◆ **WHAT YOU ARE ASKED TO DO**
Every line with the string "page" should be gathered.

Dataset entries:
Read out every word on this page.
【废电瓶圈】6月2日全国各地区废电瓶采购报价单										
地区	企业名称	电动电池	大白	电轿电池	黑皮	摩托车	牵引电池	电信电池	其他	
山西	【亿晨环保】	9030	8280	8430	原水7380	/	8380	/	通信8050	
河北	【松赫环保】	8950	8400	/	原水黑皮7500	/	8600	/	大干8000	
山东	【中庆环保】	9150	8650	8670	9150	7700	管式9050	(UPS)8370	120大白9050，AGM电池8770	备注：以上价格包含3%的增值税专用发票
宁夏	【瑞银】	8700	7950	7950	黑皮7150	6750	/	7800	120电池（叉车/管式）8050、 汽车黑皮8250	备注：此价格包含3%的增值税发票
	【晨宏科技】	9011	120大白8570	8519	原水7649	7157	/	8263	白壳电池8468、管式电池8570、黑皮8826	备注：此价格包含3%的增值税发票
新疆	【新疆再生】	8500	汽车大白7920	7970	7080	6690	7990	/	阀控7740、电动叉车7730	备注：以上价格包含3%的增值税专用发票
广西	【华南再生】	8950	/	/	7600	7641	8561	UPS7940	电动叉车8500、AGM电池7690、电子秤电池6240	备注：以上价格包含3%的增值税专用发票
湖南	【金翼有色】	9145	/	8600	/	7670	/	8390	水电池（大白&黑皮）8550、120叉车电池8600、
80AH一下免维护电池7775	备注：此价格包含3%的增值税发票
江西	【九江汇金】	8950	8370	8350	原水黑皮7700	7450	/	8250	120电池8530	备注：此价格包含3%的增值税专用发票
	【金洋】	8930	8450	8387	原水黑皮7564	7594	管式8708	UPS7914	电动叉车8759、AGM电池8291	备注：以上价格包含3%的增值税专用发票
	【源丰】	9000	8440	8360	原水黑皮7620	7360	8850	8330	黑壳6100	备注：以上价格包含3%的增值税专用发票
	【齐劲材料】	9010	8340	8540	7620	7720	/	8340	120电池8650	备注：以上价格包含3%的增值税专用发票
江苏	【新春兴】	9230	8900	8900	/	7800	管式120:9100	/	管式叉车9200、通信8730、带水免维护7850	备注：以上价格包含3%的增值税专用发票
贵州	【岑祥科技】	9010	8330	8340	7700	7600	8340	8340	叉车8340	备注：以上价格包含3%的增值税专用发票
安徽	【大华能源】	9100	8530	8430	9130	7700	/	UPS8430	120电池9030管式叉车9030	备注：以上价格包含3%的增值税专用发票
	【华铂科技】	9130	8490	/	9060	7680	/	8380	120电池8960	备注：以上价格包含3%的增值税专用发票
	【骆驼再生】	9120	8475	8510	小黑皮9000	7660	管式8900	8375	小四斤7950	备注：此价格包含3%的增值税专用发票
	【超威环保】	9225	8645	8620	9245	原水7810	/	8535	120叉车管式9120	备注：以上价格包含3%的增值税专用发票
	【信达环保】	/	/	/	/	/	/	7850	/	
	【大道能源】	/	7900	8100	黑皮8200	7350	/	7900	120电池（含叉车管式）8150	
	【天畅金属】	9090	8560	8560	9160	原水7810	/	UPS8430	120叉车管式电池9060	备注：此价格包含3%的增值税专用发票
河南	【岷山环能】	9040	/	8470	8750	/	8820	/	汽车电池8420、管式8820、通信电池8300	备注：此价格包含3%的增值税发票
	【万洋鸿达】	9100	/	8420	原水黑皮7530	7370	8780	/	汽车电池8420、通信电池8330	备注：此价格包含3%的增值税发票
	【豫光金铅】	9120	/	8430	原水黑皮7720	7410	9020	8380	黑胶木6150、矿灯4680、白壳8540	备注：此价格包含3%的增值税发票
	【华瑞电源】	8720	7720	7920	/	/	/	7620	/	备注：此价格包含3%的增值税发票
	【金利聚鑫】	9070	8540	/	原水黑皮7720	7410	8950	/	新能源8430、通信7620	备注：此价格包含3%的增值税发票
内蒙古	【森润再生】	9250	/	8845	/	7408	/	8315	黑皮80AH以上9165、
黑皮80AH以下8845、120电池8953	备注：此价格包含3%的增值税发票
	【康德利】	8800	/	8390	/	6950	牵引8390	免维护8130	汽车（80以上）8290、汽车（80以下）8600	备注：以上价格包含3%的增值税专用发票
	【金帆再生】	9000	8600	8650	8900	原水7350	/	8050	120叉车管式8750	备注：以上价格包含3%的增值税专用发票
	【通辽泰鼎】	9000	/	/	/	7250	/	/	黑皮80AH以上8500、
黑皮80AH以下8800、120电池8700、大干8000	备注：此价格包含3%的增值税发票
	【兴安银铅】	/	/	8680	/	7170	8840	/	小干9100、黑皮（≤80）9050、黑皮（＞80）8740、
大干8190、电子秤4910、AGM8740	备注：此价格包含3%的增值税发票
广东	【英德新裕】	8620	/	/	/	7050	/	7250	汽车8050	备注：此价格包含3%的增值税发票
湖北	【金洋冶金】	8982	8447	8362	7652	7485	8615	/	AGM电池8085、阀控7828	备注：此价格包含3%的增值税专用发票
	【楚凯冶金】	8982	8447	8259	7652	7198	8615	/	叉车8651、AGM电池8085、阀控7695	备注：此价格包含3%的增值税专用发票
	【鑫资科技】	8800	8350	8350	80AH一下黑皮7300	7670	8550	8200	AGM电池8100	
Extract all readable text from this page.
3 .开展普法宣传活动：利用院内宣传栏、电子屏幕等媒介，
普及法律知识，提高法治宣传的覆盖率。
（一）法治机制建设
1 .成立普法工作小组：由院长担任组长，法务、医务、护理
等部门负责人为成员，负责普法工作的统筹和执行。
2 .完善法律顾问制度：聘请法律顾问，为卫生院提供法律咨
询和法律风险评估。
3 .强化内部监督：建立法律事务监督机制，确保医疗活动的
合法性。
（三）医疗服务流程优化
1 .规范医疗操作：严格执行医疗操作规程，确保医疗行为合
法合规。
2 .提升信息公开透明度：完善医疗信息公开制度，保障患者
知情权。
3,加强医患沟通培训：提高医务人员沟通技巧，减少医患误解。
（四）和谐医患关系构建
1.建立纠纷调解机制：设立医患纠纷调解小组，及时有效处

◆ **EXERCISE RESPONSE**
Read out every word on this page.
Extract all readable text from this page.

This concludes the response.